====== DATASET ROWS
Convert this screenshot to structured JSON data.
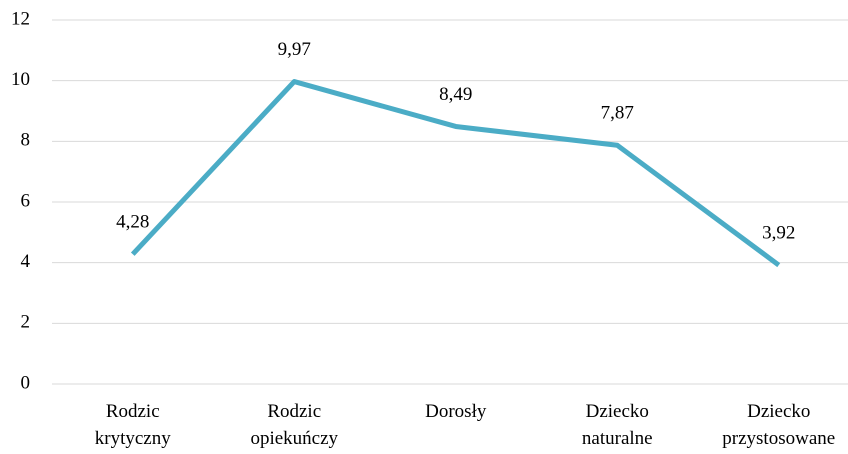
{
  "chart_data": {
    "type": "line",
    "categories": [
      "Rodzic krytyczny",
      "Rodzic opiekuńczy",
      "Dorosły",
      "Dziecko naturalne",
      "Dziecko przystosowane"
    ],
    "series": [
      {
        "values": [
          4.28,
          9.97,
          8.49,
          7.87,
          3.92
        ],
        "value_labels": [
          "4,28",
          "9,97",
          "8,49",
          "7,87",
          "3,92"
        ],
        "color": "#4bacc6"
      }
    ],
    "ylim": [
      0,
      12
    ],
    "yticks": [
      0,
      2,
      4,
      6,
      8,
      10,
      12
    ],
    "grid": true
  }
}
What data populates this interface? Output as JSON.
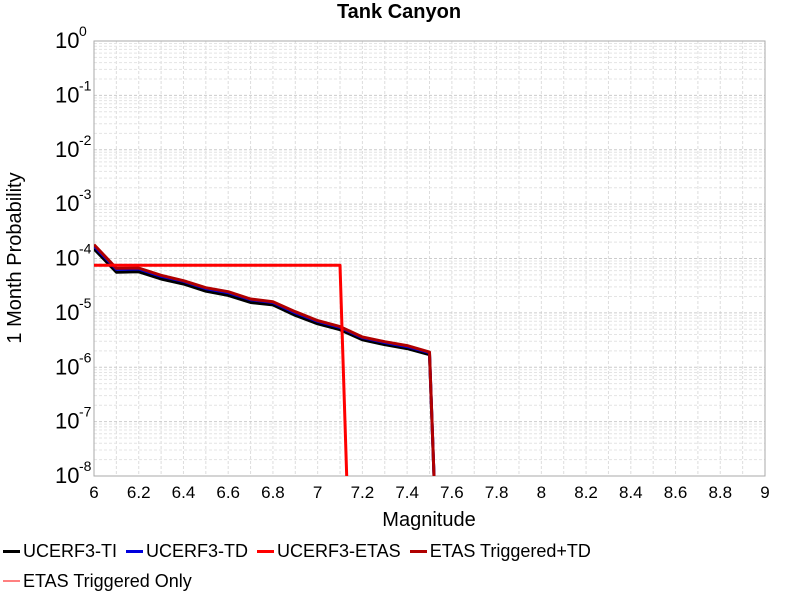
{
  "chart_data": {
    "type": "line",
    "title": "Tank Canyon",
    "xlabel": "Magnitude",
    "ylabel": "1 Month Probability",
    "xlim": [
      6,
      9
    ],
    "ylim": [
      1e-08,
      1
    ],
    "yscale": "log",
    "grid": true,
    "legend_placement": "bottom",
    "x_ticks": [
      "6",
      "6.2",
      "6.4",
      "6.6",
      "6.8",
      "7",
      "7.2",
      "7.4",
      "7.6",
      "7.8",
      "8",
      "8.2",
      "8.4",
      "8.6",
      "8.8",
      "9"
    ],
    "y_ticks": [
      {
        "base": "10",
        "exp": "0"
      },
      {
        "base": "10",
        "exp": "-1"
      },
      {
        "base": "10",
        "exp": "-2"
      },
      {
        "base": "10",
        "exp": "-3"
      },
      {
        "base": "10",
        "exp": "-4"
      },
      {
        "base": "10",
        "exp": "-5"
      },
      {
        "base": "10",
        "exp": "-6"
      },
      {
        "base": "10",
        "exp": "-7"
      },
      {
        "base": "10",
        "exp": "-8"
      }
    ],
    "series": [
      {
        "name": "UCERF3-TI",
        "color": "#000000",
        "width": 3,
        "x": [
          6.0,
          6.1,
          6.2,
          6.3,
          6.4,
          6.5,
          6.6,
          6.7,
          6.8,
          6.9,
          7.0,
          7.1,
          7.2,
          7.3,
          7.4,
          7.5,
          7.52
        ],
        "y": [
          0.00015,
          5.6e-05,
          5.7e-05,
          4.2e-05,
          3.4e-05,
          2.5e-05,
          2.1e-05,
          1.55e-05,
          1.4e-05,
          9e-06,
          6.3e-06,
          4.9e-06,
          3.2e-06,
          2.6e-06,
          2.2e-06,
          1.7e-06,
          1e-08
        ]
      },
      {
        "name": "UCERF3-TD",
        "color": "#0000dd",
        "width": 3,
        "x": [
          6.0,
          6.1,
          6.2,
          6.3,
          6.4,
          6.5,
          6.6,
          6.7,
          6.8,
          6.9,
          7.0,
          7.1,
          7.2,
          7.3,
          7.4,
          7.5,
          7.52
        ],
        "y": [
          0.00017,
          6.3e-05,
          6.4e-05,
          4.7e-05,
          3.8e-05,
          2.8e-05,
          2.35e-05,
          1.75e-05,
          1.55e-05,
          1e-05,
          7e-06,
          5.4e-06,
          3.5e-06,
          2.85e-06,
          2.4e-06,
          1.85e-06,
          1e-08
        ]
      },
      {
        "name": "UCERF3-ETAS",
        "color": "#ff0000",
        "width": 3,
        "x": [
          6.0,
          6.1,
          6.2,
          6.3,
          6.4,
          6.5,
          6.6,
          6.7,
          6.8,
          6.9,
          7.0,
          7.1,
          7.13
        ],
        "y": [
          7.5e-05,
          7.5e-05,
          7.5e-05,
          7.5e-05,
          7.5e-05,
          7.5e-05,
          7.5e-05,
          7.5e-05,
          7.5e-05,
          7.5e-05,
          7.5e-05,
          7.5e-05,
          1e-08
        ]
      },
      {
        "name": "ETAS Triggered+TD",
        "color": "#b00000",
        "width": 3,
        "x": [
          6.0,
          6.1,
          6.2,
          6.3,
          6.4,
          6.5,
          6.6,
          6.7,
          6.8,
          6.9,
          7.0,
          7.1,
          7.2,
          7.3,
          7.4,
          7.5,
          7.52
        ],
        "y": [
          0.00018,
          6.6e-05,
          6.7e-05,
          4.9e-05,
          3.9e-05,
          2.9e-05,
          2.45e-05,
          1.8e-05,
          1.6e-05,
          1.05e-05,
          7.2e-06,
          5.6e-06,
          3.6e-06,
          2.95e-06,
          2.5e-06,
          1.9e-06,
          1e-08
        ]
      },
      {
        "name": "ETAS Triggered Only",
        "color": "#ff8080",
        "width": 2,
        "x": [],
        "y": []
      }
    ]
  }
}
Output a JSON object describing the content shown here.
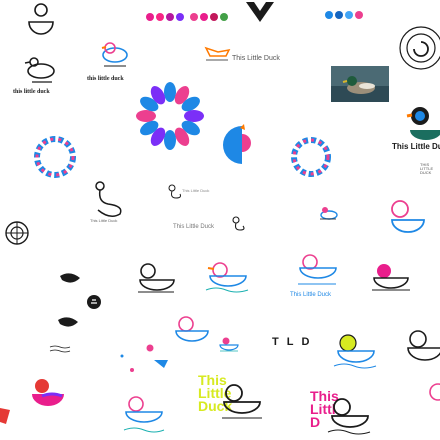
{
  "board": {
    "brand_name_lower": "this little duck",
    "brand_name_title": "This Little Duck",
    "brand_name_upper": "THIS LITTLE DUCK",
    "monogram": "TLD",
    "wordmark_lines": [
      "This",
      "Little",
      "Duck"
    ],
    "stacked_title": [
      "This",
      "Littl",
      "D"
    ],
    "stacked_title_2": [
      "Thi",
      "Litt",
      "Du"
    ],
    "badge_ring_text": "This Little Duck"
  },
  "palette": {
    "blue": "#1e88e5",
    "pink": "#ec3f8f",
    "magenta": "#e91e8c",
    "purple": "#7b2ff7",
    "orange": "#ff7a00",
    "teal": "#1ab0b0",
    "yellow": "#d7ea21",
    "red": "#e53935",
    "black": "#1b1b1b",
    "swatches_a": [
      "#e91e8c",
      "#f72585",
      "#b5179e",
      "#7b2ff7"
    ],
    "swatches_b": [
      "#ec3f8f",
      "#e91e8c",
      "#c2185b",
      "#43a047"
    ],
    "swatches_c": [
      "#1e88e5",
      "#1565c0",
      "#42a5f5",
      "#ec3f8f"
    ]
  },
  "icons": {
    "duck_outline": "duck-outline-icon",
    "duck_color": "duck-color-icon",
    "boat": "boat-icon",
    "wheel": "wheel-icon",
    "wave": "wave-icon"
  }
}
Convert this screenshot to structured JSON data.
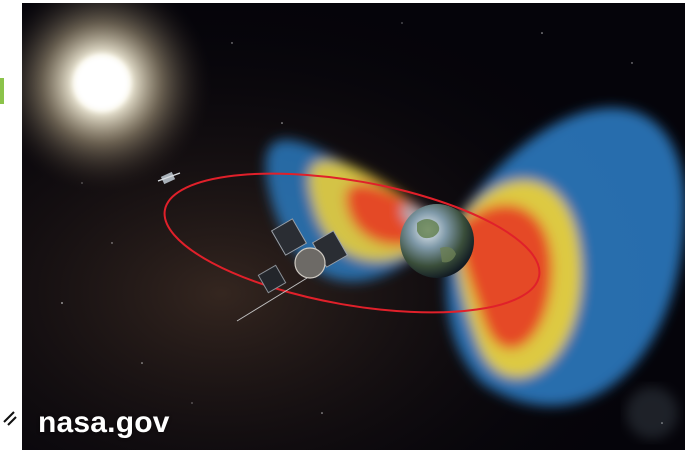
{
  "image": {
    "credit_text": "nasa.gov",
    "subjects": [
      "sun-icon",
      "earth-icon",
      "spacecraft-icon",
      "orbit-path",
      "radiation-belts"
    ],
    "colors": {
      "space": "#05040a",
      "belt_outer": "#2f88d6",
      "belt_mid": "#f2d335",
      "belt_inner": "#e53b22",
      "orbit": "#e0202a",
      "sun": "#ffffff",
      "accent_green": "#8bc34a"
    }
  }
}
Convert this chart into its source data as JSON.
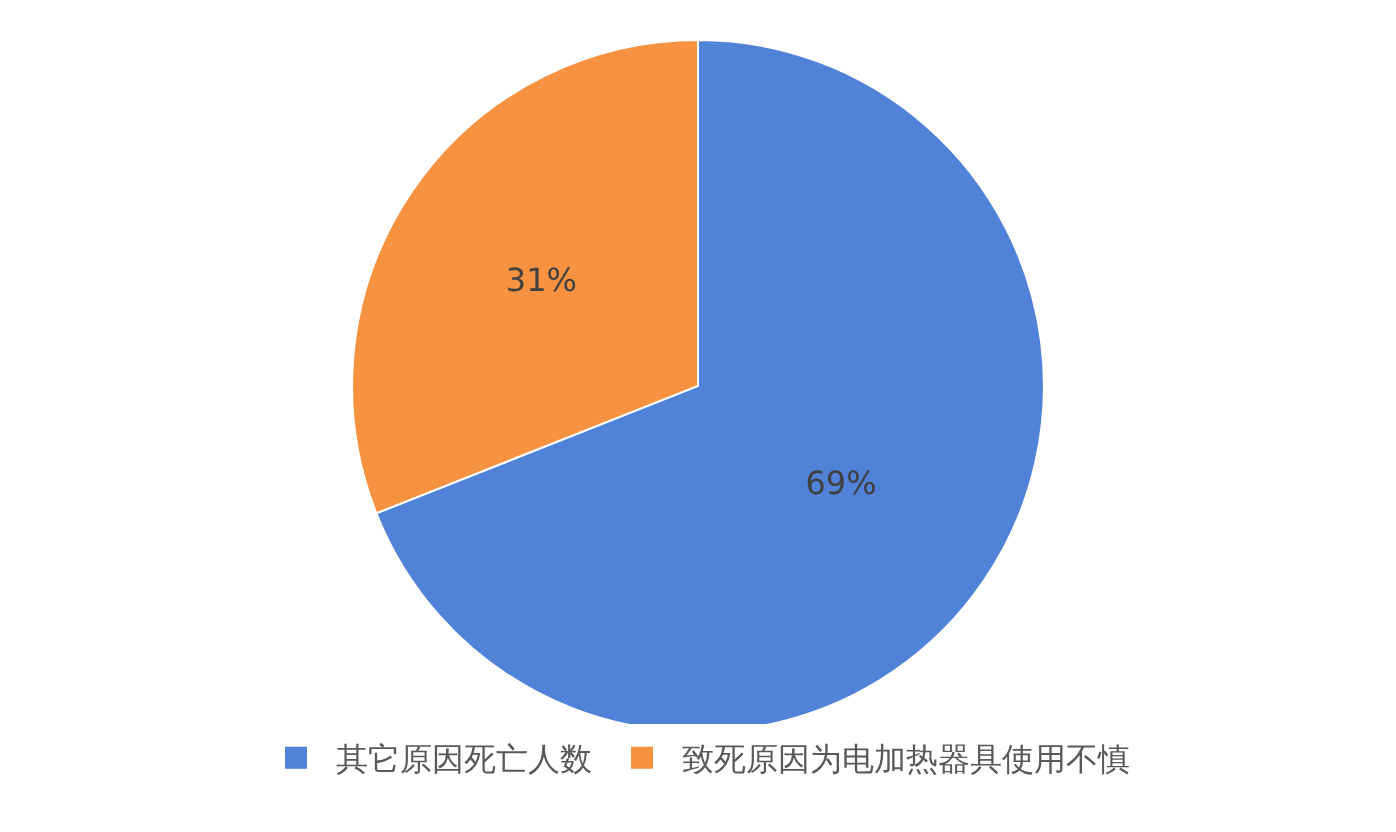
{
  "chart_data": {
    "type": "pie",
    "categories": [
      "其它原因死亡人数",
      "致死原因为电加热器具使用不慎"
    ],
    "values": [
      69,
      31
    ],
    "colors": [
      "#5082d8",
      "#f69240"
    ],
    "value_labels": [
      "69%",
      "31%"
    ],
    "legend": "bottom"
  }
}
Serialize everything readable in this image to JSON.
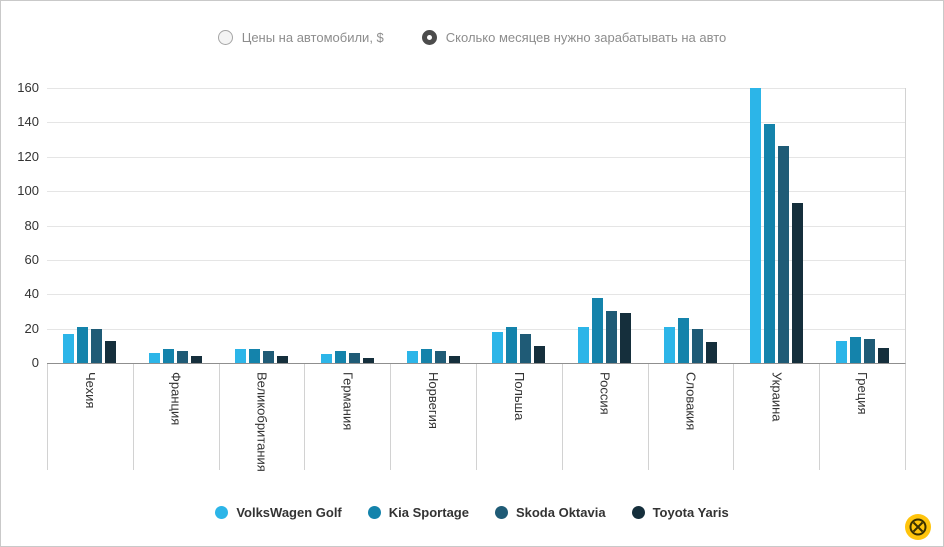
{
  "controls": {
    "options": [
      {
        "label": "Цены на автомобили, $",
        "selected": false
      },
      {
        "label": "Сколько месяцев нужно зарабатывать на авто",
        "selected": true
      }
    ]
  },
  "chart_data": {
    "type": "bar",
    "title": "",
    "xlabel": "",
    "ylabel": "",
    "categories": [
      "Чехия",
      "Франция",
      "Великобритания",
      "Германия",
      "Норвегия",
      "Польша",
      "Россия",
      "Словакия",
      "Украина",
      "Греция"
    ],
    "series": [
      {
        "name": "VolksWagen Golf",
        "color": "#2cb5e8",
        "values": [
          17,
          6,
          8,
          5,
          7,
          18,
          21,
          21,
          160,
          13
        ]
      },
      {
        "name": "Kia Sportage",
        "color": "#1483ab",
        "values": [
          21,
          8,
          8,
          7,
          8,
          21,
          38,
          26,
          139,
          15
        ]
      },
      {
        "name": "Skoda Oktavia",
        "color": "#1f5b76",
        "values": [
          20,
          7,
          7,
          6,
          7,
          17,
          30,
          20,
          126,
          14
        ]
      },
      {
        "name": "Toyota Yaris",
        "color": "#152f3c",
        "values": [
          13,
          4,
          4,
          3,
          4,
          10,
          29,
          12,
          93,
          9
        ]
      }
    ],
    "ylim": [
      0,
      160
    ],
    "ytick_step": 20,
    "grid": true,
    "legend_position": "bottom",
    "x_labels_rotated": true
  },
  "watermark": {
    "icon": "yellow-badge-icon",
    "color": "#ffc40c"
  }
}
============
**WRITTEN TASK**
Look for the word "Output" in every line of the listing and copy the lines that have it.

**SOLUTION FOR THIS EXERCISE**
What data populates this interface? Output as JSON.
Output a JSON object describing the content shown here.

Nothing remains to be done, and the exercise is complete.